WHAT YOU HAVE TO DO
Copy the lines holding the word "name", all of them.

(Figure dataset records)
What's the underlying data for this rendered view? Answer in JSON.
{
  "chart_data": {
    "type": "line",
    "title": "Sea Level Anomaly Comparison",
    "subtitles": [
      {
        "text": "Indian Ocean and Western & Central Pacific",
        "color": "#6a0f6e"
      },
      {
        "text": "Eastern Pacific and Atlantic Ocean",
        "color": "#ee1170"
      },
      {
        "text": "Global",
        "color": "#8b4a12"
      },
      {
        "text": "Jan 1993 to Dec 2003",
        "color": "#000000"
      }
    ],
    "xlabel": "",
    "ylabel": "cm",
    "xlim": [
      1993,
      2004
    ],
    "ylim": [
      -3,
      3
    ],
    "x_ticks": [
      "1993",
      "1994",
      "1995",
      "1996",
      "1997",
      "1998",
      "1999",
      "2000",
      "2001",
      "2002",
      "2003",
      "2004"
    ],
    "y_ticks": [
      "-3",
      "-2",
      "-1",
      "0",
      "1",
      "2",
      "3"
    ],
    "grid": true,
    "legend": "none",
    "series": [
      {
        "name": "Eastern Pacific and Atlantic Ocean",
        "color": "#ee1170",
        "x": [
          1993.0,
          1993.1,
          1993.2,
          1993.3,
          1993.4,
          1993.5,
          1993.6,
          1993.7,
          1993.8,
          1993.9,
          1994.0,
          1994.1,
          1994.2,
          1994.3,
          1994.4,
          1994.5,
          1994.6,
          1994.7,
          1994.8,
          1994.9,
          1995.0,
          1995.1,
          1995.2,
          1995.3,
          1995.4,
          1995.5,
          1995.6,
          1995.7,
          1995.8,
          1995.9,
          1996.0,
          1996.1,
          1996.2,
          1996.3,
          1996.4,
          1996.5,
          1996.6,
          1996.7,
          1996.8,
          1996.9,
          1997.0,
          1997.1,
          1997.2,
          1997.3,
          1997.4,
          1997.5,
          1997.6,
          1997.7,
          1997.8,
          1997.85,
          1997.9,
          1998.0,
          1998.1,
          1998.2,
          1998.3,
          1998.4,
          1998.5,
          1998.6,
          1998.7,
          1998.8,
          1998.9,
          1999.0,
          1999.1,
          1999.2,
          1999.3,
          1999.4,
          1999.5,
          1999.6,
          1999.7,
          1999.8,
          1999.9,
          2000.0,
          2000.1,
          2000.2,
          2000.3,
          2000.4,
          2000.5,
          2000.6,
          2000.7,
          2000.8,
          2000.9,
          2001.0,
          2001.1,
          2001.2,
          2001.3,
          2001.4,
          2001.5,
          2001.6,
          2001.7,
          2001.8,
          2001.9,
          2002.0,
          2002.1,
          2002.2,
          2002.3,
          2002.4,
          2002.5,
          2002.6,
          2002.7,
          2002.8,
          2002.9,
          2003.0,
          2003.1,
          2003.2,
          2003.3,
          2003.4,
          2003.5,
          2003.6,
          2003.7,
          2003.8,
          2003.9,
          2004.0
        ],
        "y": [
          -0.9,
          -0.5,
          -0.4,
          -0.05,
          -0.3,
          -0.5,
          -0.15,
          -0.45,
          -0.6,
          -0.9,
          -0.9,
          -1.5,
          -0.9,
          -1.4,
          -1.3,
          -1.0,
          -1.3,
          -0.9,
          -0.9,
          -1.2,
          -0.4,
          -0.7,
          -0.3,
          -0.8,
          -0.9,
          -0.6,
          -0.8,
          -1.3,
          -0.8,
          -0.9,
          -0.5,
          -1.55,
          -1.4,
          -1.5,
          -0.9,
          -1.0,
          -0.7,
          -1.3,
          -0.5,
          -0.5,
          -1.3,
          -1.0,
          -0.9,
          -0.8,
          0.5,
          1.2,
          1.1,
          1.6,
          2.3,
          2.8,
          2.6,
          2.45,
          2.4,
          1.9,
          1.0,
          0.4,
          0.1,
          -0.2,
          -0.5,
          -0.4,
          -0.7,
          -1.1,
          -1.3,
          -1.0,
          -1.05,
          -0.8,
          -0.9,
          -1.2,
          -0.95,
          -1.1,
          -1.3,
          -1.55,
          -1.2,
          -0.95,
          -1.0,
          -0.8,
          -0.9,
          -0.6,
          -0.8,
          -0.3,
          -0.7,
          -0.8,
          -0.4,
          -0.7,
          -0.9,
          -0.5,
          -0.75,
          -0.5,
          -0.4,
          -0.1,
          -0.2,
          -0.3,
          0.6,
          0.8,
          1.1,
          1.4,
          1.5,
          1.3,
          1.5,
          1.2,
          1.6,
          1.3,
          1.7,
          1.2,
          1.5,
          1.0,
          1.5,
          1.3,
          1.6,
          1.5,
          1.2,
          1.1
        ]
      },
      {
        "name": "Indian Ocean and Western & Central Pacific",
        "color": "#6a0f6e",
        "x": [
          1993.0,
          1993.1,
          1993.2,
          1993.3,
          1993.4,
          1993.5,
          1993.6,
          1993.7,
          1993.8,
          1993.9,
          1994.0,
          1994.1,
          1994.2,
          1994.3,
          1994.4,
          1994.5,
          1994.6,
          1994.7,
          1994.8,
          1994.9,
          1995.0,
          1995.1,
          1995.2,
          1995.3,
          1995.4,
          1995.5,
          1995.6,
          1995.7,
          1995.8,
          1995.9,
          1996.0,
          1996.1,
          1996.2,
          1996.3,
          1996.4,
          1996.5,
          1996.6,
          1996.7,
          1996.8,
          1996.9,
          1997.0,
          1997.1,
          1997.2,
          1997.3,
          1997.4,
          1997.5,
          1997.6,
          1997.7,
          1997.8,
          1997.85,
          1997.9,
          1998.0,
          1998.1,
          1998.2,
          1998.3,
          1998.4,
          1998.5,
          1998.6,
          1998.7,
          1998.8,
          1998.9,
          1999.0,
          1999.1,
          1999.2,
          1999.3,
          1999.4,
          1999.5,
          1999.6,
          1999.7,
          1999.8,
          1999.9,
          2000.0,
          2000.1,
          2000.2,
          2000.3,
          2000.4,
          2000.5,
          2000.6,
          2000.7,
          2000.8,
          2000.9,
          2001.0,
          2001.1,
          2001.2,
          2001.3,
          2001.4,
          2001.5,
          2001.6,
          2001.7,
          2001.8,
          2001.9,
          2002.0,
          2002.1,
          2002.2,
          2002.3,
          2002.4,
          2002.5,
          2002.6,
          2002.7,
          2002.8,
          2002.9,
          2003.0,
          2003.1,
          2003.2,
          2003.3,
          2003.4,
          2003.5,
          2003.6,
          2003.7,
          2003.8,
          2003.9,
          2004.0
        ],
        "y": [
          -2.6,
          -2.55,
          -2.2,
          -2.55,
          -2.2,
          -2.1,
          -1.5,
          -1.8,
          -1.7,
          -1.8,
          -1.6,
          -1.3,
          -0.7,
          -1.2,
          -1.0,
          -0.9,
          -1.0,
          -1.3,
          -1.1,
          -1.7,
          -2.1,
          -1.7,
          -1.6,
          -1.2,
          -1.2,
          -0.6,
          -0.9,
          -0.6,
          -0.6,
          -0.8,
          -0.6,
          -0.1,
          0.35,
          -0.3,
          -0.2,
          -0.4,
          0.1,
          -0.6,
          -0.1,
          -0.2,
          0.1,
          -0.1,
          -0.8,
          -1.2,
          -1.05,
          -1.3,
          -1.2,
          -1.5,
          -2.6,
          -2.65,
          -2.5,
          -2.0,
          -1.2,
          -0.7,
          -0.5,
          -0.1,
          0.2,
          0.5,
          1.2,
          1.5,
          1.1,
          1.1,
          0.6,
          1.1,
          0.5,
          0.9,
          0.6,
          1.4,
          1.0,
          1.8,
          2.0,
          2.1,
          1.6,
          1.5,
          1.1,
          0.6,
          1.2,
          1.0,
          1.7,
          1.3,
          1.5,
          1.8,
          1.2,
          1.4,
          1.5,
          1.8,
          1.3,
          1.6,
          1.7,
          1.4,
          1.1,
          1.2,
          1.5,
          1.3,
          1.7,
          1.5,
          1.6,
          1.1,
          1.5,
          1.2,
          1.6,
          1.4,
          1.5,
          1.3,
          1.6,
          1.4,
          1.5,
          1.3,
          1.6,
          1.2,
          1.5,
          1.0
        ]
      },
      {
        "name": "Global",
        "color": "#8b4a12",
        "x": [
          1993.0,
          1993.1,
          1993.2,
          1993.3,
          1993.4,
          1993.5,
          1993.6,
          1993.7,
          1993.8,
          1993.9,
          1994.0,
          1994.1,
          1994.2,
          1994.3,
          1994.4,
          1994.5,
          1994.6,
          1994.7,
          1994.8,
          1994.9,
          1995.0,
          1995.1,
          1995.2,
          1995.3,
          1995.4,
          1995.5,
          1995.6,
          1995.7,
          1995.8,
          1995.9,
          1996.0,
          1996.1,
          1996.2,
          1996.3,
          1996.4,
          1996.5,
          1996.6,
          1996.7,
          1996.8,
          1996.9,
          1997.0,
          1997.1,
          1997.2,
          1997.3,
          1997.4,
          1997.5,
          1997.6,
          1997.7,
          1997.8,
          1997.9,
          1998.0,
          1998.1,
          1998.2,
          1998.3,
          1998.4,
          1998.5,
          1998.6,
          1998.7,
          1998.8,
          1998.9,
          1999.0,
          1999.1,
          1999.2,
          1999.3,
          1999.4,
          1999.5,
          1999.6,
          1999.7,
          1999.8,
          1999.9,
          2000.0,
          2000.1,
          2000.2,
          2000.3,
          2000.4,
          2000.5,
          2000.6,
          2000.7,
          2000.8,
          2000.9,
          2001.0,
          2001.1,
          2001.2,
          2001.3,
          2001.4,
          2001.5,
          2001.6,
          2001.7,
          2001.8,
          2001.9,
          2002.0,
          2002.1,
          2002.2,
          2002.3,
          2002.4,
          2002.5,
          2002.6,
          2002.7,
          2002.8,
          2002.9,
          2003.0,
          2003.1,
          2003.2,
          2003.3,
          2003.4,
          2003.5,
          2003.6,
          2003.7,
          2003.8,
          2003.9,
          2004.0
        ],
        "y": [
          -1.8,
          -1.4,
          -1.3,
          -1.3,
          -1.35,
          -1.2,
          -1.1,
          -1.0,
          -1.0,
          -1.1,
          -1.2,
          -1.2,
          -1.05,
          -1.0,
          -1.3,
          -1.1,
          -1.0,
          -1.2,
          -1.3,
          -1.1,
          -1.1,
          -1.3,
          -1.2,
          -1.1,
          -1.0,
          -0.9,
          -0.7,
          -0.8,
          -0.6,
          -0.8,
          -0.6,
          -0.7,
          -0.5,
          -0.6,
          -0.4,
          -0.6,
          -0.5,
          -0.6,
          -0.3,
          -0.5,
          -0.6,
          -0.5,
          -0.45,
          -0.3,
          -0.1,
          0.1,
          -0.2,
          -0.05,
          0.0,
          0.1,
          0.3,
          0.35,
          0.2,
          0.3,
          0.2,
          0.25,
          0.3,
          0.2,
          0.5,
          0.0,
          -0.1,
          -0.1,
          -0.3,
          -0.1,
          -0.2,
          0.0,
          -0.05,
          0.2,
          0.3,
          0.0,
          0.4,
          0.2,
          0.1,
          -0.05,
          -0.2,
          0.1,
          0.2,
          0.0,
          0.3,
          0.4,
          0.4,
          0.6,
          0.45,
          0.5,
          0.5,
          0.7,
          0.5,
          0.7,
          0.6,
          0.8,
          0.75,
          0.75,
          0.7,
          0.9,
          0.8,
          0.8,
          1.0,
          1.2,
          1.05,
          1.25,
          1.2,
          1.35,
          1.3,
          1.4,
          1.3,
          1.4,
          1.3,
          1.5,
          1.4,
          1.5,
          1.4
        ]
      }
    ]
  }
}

SOLVED EXERCISE
        "name": "Eastern Pacific and Atlantic Ocean",
        "name": "Indian Ocean and Western & Central Pacific",
        "name": "Global",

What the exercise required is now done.